> _Prompt 1_
Answer these questions from the Reformation Study Bible article below, one answer per line, marked (a), (b), (c):
(a) Who led the team of scholars behind the Reformation Study Bible?
(b) With which translation was the Reformation Study Bible originally done in 1988?
(c) Which website has added many of the 2015 study notes to its online access?
> _Prompt 2_
Using the Reformation Study Bible article below, explain in one to three sentences why readers with Arminian and Wesleyan perspectives might be put off by it.
> _Prompt 3_
Please rewrite the paragraph of the Reformation Study Bible article below that begins "The Reformation Study Bible was originally done" as a short list, keeping its main facts.

Text provided Start Marker

I have been waiting for this one for years. The Reformation Study Bible (2015) has recently been released.
There are dozens of really good study Bibles available in English today. But I always advise people to consider reading in different translations if at all possible to get various perspectives. The problem, of course, is that Bibles can get expensive, especially study Bibles.
However, these days one of the benefits of Internet technology is the access to great online resources, such as BibleGateway.com. BibleGateway.com is where you can read passages of Scripture in multiple translations. Not only that, but BibleGateway.com has a few helpful commentaries. But the big news this week is that BibleGateway.com has added many of the study notes for the Reformation Study Bible (2015) to its online access. Essentially, you get the notes from this study Bible for free online! But you might want to consider the paper version as it has more material in it.
The story behind the Reformation Study Bible is that it is the product of a team of scholars led by Bible teacher R.C. Sproul, the leader of Ligonier Ministries and the Renewing Your Mind radio program. R.C. Sproul was first inspired by the original 1560 Geneva Bible, which was essentially the great English translation that mentored multiple generations of English Puritans in transforming 16th and 17th century Britain and the American Colonies, only to be eclipsed by the famous King James Version of the Bible. What set the Geneva Bible apart from other Bibles is that it had copious notes explaining the Bible text for the non-Bible scholar reader. The Reformation Study Bible carries on with that tradition for contemporary English readers.
The Reformation Study Bible was originally done with the New International Version (NIV) in 1988, but when the English Standard Version (ESV) became available, a slimmed down version of the Reformation Study Bible came out for the ESV in 2005. The 2015 is a greatly expanded resource with tons more material than the 2005 version.
Nevertheless, there are some things to keep in mind with the Reformation Study Bible. Because of its decidedly “classical” Reformed theological bent, readers who hold to more Arminian and Wesleyan perspectives might be put off by some of the theological biases. Furthermore, when it comes to issues dealing with the “End Times” and the question of the relationship between Israel and the church, the Reformation Study Bible will prove to be a challenge to readers from more dispensationalist backgrounds. However, when I reviewed the notes for some of the more controversial passages of the Bible, I was pleased that the editors showed a fairly generous view towards different theological positions while clearly stating their own.

Text provided End Marker
Listed records Start Marker

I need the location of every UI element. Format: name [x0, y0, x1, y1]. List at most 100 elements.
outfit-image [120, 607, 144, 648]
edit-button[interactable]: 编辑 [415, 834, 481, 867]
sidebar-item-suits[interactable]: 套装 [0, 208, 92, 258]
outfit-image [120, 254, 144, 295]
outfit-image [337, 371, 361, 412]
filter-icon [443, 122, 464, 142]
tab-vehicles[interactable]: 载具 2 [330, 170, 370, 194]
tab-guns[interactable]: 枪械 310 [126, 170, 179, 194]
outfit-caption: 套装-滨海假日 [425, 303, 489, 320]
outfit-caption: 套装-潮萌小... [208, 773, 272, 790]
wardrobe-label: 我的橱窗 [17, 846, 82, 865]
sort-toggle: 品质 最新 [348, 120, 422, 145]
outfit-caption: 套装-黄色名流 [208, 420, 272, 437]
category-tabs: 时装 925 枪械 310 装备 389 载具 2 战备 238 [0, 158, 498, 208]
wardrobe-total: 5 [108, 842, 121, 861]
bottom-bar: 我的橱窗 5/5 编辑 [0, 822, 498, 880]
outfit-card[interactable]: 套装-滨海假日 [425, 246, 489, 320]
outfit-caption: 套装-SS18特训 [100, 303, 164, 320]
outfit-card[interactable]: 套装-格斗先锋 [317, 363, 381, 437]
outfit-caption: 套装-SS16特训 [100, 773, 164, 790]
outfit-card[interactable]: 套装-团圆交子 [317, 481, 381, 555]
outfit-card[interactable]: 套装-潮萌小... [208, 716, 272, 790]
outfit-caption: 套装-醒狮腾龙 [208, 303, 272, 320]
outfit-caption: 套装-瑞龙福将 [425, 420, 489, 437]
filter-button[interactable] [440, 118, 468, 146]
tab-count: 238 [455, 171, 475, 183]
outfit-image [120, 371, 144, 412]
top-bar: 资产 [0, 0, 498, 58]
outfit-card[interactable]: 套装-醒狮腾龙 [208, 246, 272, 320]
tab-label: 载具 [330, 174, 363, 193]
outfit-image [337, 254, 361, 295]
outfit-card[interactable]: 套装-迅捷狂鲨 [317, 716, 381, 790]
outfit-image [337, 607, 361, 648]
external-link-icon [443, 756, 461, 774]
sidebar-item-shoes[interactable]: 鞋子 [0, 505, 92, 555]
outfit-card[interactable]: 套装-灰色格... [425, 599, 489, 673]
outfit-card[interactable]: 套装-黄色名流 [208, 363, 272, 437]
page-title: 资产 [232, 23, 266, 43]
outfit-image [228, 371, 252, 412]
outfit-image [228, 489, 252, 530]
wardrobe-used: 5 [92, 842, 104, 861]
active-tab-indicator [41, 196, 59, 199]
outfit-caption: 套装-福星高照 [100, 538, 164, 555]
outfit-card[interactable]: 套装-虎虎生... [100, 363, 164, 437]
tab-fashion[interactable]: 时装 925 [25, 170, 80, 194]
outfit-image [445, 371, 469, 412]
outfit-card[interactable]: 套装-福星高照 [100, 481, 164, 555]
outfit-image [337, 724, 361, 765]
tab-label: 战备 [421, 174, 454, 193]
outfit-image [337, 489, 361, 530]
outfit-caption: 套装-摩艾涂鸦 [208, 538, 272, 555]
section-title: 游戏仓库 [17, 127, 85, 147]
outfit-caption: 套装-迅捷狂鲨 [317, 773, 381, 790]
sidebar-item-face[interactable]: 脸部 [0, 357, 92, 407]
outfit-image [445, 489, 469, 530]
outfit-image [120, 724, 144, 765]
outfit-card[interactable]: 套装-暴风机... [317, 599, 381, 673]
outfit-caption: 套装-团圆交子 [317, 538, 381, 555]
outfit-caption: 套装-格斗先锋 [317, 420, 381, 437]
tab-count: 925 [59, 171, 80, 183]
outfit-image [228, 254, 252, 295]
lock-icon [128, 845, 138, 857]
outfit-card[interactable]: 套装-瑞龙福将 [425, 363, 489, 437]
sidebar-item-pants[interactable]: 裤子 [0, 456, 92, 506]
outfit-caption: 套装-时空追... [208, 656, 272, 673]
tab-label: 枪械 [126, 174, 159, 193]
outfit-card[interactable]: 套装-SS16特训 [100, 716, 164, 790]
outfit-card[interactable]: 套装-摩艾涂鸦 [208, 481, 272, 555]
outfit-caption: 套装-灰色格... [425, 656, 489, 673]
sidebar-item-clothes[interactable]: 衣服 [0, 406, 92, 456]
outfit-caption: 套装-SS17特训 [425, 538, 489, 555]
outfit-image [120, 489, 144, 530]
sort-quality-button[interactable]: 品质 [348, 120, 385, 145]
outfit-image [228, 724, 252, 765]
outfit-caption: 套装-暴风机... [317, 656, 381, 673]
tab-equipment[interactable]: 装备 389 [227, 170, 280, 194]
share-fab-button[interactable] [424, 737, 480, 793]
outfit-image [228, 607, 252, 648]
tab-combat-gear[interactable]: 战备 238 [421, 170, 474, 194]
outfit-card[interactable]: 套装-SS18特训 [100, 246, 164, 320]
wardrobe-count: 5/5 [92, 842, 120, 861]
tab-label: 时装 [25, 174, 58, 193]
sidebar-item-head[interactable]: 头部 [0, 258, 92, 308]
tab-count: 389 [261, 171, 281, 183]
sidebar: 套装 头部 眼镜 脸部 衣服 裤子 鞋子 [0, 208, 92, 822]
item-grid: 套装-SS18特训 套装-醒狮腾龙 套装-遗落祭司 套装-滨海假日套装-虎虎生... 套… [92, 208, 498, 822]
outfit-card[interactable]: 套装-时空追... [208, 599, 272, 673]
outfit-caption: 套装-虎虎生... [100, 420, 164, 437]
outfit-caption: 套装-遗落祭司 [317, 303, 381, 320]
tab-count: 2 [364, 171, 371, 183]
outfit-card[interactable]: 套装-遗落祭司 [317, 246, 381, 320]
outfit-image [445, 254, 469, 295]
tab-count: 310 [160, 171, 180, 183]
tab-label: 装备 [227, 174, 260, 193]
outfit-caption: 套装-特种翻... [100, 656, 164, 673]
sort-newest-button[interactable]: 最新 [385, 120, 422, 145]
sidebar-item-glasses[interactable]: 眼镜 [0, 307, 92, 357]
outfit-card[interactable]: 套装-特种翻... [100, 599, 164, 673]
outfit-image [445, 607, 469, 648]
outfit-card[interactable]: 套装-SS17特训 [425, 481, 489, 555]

Listed records End Marker

> _Exercise response 1_
(a) R.C. Sproul
(b) The New International Version (NIV)
(c) BibleGateway.com

> _Exercise response 2_
The Reformation Study Bible has a decidedly "classical" Reformed theological bent. Because of this, readers who hold more Arminian and Wesleyan perspectives might be put off by some of its theological biases.

> _Exercise response 3_
- 1988: The Reformation Study Bible was originally done with the New International Version (NIV).
- 2005: After the English Standard Version (ESV) became available, a slimmed-down edition came out for the ESV.
- 2015: A greatly expanded edition appeared, with far more material than the 2005 version.